Copy out each line of the material in which the word "title" can be found.
Dataset excerpts section start
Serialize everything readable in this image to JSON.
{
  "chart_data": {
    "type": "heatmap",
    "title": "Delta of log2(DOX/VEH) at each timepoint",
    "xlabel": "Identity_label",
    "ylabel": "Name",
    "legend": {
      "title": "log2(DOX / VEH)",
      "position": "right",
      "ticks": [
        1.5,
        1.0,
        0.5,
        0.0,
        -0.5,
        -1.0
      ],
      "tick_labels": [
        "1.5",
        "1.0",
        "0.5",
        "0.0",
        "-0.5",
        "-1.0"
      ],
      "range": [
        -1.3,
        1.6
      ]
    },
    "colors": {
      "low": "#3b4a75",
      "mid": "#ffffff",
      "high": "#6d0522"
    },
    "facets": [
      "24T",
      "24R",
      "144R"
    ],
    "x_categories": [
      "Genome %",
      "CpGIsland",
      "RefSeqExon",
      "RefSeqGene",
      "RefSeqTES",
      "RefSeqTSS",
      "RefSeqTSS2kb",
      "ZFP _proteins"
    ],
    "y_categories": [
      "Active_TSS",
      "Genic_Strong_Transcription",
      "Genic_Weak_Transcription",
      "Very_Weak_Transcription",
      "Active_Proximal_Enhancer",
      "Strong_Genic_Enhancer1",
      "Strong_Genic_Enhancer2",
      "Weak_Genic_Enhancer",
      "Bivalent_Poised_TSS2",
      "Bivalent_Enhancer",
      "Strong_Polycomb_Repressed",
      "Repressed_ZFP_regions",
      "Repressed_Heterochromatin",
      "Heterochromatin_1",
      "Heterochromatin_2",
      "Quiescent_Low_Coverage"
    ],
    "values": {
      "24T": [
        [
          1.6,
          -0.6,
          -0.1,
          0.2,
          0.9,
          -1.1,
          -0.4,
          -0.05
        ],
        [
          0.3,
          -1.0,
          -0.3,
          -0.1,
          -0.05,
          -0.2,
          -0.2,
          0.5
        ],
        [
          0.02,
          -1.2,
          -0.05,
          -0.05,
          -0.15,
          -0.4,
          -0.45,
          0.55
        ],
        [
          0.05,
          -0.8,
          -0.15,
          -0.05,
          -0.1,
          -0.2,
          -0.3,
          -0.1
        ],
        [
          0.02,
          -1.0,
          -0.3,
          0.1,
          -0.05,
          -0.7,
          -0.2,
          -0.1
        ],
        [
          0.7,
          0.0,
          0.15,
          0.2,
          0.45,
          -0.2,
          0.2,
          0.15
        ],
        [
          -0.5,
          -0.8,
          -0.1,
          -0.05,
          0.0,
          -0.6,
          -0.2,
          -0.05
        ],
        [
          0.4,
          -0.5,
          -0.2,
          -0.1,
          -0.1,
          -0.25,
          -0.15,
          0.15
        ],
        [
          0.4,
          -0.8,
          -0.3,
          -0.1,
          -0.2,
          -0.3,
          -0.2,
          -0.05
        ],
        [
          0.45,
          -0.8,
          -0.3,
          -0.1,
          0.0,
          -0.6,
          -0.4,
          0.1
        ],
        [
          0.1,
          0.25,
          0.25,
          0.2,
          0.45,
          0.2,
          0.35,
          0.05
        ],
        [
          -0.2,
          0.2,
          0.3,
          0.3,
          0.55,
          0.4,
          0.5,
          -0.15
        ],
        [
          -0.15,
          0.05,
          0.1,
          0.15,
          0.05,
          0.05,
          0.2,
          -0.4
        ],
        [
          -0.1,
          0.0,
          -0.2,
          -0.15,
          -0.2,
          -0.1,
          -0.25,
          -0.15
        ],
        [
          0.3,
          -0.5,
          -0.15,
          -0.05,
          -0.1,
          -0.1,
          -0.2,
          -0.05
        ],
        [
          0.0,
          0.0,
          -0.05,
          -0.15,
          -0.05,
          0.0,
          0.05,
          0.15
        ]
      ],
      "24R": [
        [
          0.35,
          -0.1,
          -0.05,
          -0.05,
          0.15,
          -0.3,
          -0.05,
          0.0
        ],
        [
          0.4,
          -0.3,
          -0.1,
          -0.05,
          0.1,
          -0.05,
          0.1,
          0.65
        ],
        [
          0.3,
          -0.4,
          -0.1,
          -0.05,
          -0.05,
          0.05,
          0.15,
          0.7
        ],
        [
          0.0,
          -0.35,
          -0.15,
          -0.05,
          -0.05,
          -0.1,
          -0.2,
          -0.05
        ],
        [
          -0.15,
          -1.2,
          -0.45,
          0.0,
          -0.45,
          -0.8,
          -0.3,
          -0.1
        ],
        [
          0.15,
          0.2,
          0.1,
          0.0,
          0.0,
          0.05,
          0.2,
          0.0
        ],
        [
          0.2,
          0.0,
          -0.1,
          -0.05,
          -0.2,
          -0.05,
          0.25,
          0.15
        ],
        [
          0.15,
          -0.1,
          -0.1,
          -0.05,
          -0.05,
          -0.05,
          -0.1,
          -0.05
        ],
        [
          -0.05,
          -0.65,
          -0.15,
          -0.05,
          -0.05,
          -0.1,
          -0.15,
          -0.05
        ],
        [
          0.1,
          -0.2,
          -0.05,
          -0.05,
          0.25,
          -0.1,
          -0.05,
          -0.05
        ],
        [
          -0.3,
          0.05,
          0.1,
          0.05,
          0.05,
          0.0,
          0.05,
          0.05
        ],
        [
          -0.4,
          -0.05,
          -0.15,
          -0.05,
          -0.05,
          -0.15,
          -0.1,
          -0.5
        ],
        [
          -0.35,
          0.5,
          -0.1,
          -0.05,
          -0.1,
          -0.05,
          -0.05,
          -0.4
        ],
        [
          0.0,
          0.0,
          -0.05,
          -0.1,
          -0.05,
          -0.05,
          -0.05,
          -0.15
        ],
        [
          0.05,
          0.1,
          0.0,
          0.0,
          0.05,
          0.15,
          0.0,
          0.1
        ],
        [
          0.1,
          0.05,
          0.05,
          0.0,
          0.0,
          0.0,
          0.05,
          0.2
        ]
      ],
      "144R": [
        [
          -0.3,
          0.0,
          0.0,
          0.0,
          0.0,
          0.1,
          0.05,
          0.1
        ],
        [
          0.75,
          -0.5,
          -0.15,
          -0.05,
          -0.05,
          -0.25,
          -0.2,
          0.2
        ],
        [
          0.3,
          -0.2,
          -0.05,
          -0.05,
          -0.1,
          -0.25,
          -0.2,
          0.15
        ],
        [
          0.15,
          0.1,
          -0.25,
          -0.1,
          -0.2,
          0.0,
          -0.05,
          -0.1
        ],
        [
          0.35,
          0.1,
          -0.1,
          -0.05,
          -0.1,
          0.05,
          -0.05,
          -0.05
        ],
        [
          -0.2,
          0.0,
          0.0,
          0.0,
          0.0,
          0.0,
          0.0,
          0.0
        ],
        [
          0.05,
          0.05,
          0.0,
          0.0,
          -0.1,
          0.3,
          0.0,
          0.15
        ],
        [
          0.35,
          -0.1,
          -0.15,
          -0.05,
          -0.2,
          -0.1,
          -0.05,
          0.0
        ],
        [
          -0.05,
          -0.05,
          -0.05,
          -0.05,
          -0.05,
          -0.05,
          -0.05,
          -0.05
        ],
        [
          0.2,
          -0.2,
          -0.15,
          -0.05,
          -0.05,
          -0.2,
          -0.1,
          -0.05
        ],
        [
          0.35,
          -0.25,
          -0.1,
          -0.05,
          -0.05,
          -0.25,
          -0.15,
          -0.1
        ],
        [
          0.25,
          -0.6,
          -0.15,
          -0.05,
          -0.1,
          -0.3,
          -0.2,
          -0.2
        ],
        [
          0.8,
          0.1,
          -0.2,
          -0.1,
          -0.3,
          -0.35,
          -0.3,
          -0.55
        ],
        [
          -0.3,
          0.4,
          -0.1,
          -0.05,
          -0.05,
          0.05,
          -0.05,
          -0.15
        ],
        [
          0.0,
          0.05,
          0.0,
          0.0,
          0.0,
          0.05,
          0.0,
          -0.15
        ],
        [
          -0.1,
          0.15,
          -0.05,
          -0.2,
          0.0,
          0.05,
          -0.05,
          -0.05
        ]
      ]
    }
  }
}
Dataset excerpts section end
◆ Task result
    "title": "Delta of log2(DOX/VEH) at each timepoint",
      "title": "log2(DOX / VEH)",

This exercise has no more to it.